■ Task objective ■
Make an exact copy of all the entries, with the pictures left out.

[Figure collection entries]
>> Begin

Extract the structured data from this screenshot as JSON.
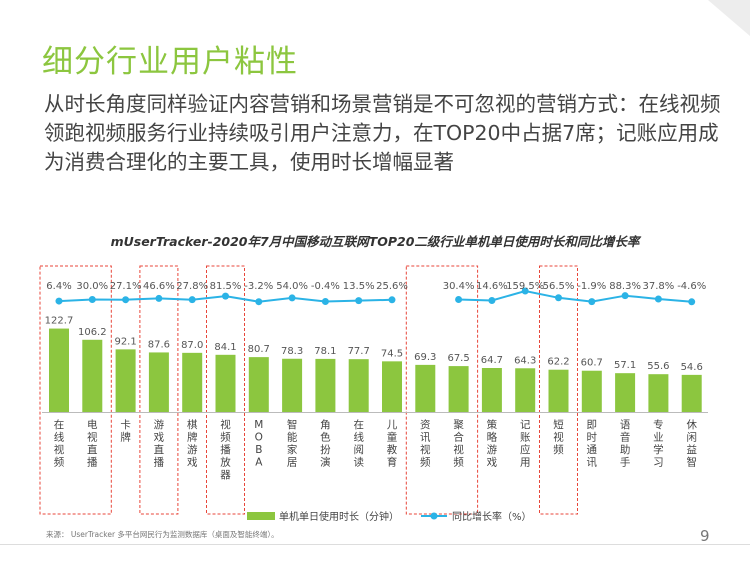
{
  "page": {
    "title": "细分行业用户粘性",
    "subtitle": "从时长角度同样验证内容营销和场景营销是不可忽视的营销方式：在线视频领跑视频服务行业持续吸引用户注意力，在TOP20中占据7席；记账应用成为消费合理化的主要工具，使用时长增幅显著",
    "source": "来源： UserTracker 多平台网民行为监测数据库（桌面及智能终端）。",
    "page_number": "9"
  },
  "colors": {
    "bar": "#8cc63f",
    "line": "#2bb3e6",
    "highlight_box": "#e8463a",
    "title": "#8cc63f"
  },
  "chart_data": {
    "type": "bar+line",
    "title": "mUserTracker-2020年7月中国移动互联网TOP20二级行业单机单日使用时长和同比增长率",
    "categories": [
      "在线视频",
      "电视直播",
      "卡牌",
      "游戏直播",
      "棋牌游戏",
      "视频播放器",
      "MOBA",
      "智能家居",
      "角色扮演",
      "在线阅读",
      "儿童教育",
      "资讯视频",
      "聚合视频",
      "策略游戏",
      "记账应用",
      "短视频",
      "即时通讯",
      "语音助手",
      "专业学习",
      "休闲益智"
    ],
    "series": [
      {
        "name": "单机单日使用时长（分钟）",
        "type": "bar",
        "values": [
          122.7,
          106.2,
          92.1,
          87.6,
          87.0,
          84.1,
          80.7,
          78.3,
          78.1,
          77.7,
          74.5,
          69.3,
          67.5,
          64.7,
          64.3,
          62.2,
          60.7,
          57.1,
          55.6,
          54.6
        ],
        "labels": [
          "122.7",
          "106.2",
          "92.1",
          "87.6",
          "87.0",
          "84.1",
          "80.7",
          "78.3",
          "78.1",
          "77.7",
          "74.5",
          "69.3",
          "67.5",
          "64.7",
          "64.3",
          "62.2",
          "60.7",
          "57.1",
          "55.6",
          "54.6"
        ]
      },
      {
        "name": "同比增长率（%）",
        "type": "line",
        "values": [
          6.4,
          30.0,
          27.1,
          46.6,
          27.8,
          81.5,
          -3.2,
          54.0,
          -0.4,
          13.5,
          25.6,
          null,
          30.4,
          14.6,
          159.5,
          56.5,
          -1.9,
          88.3,
          37.8,
          -4.6
        ],
        "labels": [
          "6.4%",
          "30.0%",
          "27.1%",
          "46.6%",
          "27.8%",
          "81.5%",
          "-3.2%",
          "54.0%",
          "-0.4%",
          "13.5%",
          "25.6%",
          "",
          "30.4%",
          "14.6%",
          "159.5%",
          "56.5%",
          "-1.9%",
          "88.3%",
          "37.8%",
          "-4.6%"
        ]
      }
    ],
    "highlighted_categories": [
      "在线视频",
      "电视直播",
      "游戏直播",
      "视频播放器",
      "资讯视频",
      "聚合视频",
      "短视频"
    ],
    "legend": [
      "单机单日使用时长（分钟）",
      "同比增长率（%）"
    ],
    "legend_position": "bottom"
  }
}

>> End

■ Reply to the task ■
Extract the structured data from this screenshot as JSON.
{
  "page": {
    "title": "细分行业用户粘性",
    "subtitle": "从时长角度同样验证内容营销和场景营销是不可忽视的营销方式：在线视频领跑视频服务行业持续吸引用户注意力，在TOP20中占据7席；记账应用成为消费合理化的主要工具，使用时长增幅显著",
    "source": "来源： UserTracker 多平台网民行为监测数据库（桌面及智能终端）。",
    "page_number": "9"
  },
  "colors": {
    "bar": "#8cc63f",
    "line": "#2bb3e6",
    "highlight_box": "#e8463a",
    "title": "#8cc63f"
  },
  "chart_data": {
    "type": "bar+line",
    "title": "mUserTracker-2020年7月中国移动互联网TOP20二级行业单机单日使用时长和同比增长率",
    "categories": [
      "在线视频",
      "电视直播",
      "卡牌",
      "游戏直播",
      "棋牌游戏",
      "视频播放器",
      "MOBA",
      "智能家居",
      "角色扮演",
      "在线阅读",
      "儿童教育",
      "资讯视频",
      "聚合视频",
      "策略游戏",
      "记账应用",
      "短视频",
      "即时通讯",
      "语音助手",
      "专业学习",
      "休闲益智"
    ],
    "series": [
      {
        "name": "单机单日使用时长（分钟）",
        "type": "bar",
        "values": [
          122.7,
          106.2,
          92.1,
          87.6,
          87.0,
          84.1,
          80.7,
          78.3,
          78.1,
          77.7,
          74.5,
          69.3,
          67.5,
          64.7,
          64.3,
          62.2,
          60.7,
          57.1,
          55.6,
          54.6
        ],
        "labels": [
          "122.7",
          "106.2",
          "92.1",
          "87.6",
          "87.0",
          "84.1",
          "80.7",
          "78.3",
          "78.1",
          "77.7",
          "74.5",
          "69.3",
          "67.5",
          "64.7",
          "64.3",
          "62.2",
          "60.7",
          "57.1",
          "55.6",
          "54.6"
        ]
      },
      {
        "name": "同比增长率（%）",
        "type": "line",
        "values": [
          6.4,
          30.0,
          27.1,
          46.6,
          27.8,
          81.5,
          -3.2,
          54.0,
          -0.4,
          13.5,
          25.6,
          null,
          30.4,
          14.6,
          159.5,
          56.5,
          -1.9,
          88.3,
          37.8,
          -4.6
        ],
        "labels": [
          "6.4%",
          "30.0%",
          "27.1%",
          "46.6%",
          "27.8%",
          "81.5%",
          "-3.2%",
          "54.0%",
          "-0.4%",
          "13.5%",
          "25.6%",
          "",
          "30.4%",
          "14.6%",
          "159.5%",
          "56.5%",
          "-1.9%",
          "88.3%",
          "37.8%",
          "-4.6%"
        ]
      }
    ],
    "highlighted_categories": [
      "在线视频",
      "电视直播",
      "游戏直播",
      "视频播放器",
      "资讯视频",
      "聚合视频",
      "短视频"
    ],
    "legend": [
      "单机单日使用时长（分钟）",
      "同比增长率（%）"
    ],
    "legend_position": "bottom"
  }
}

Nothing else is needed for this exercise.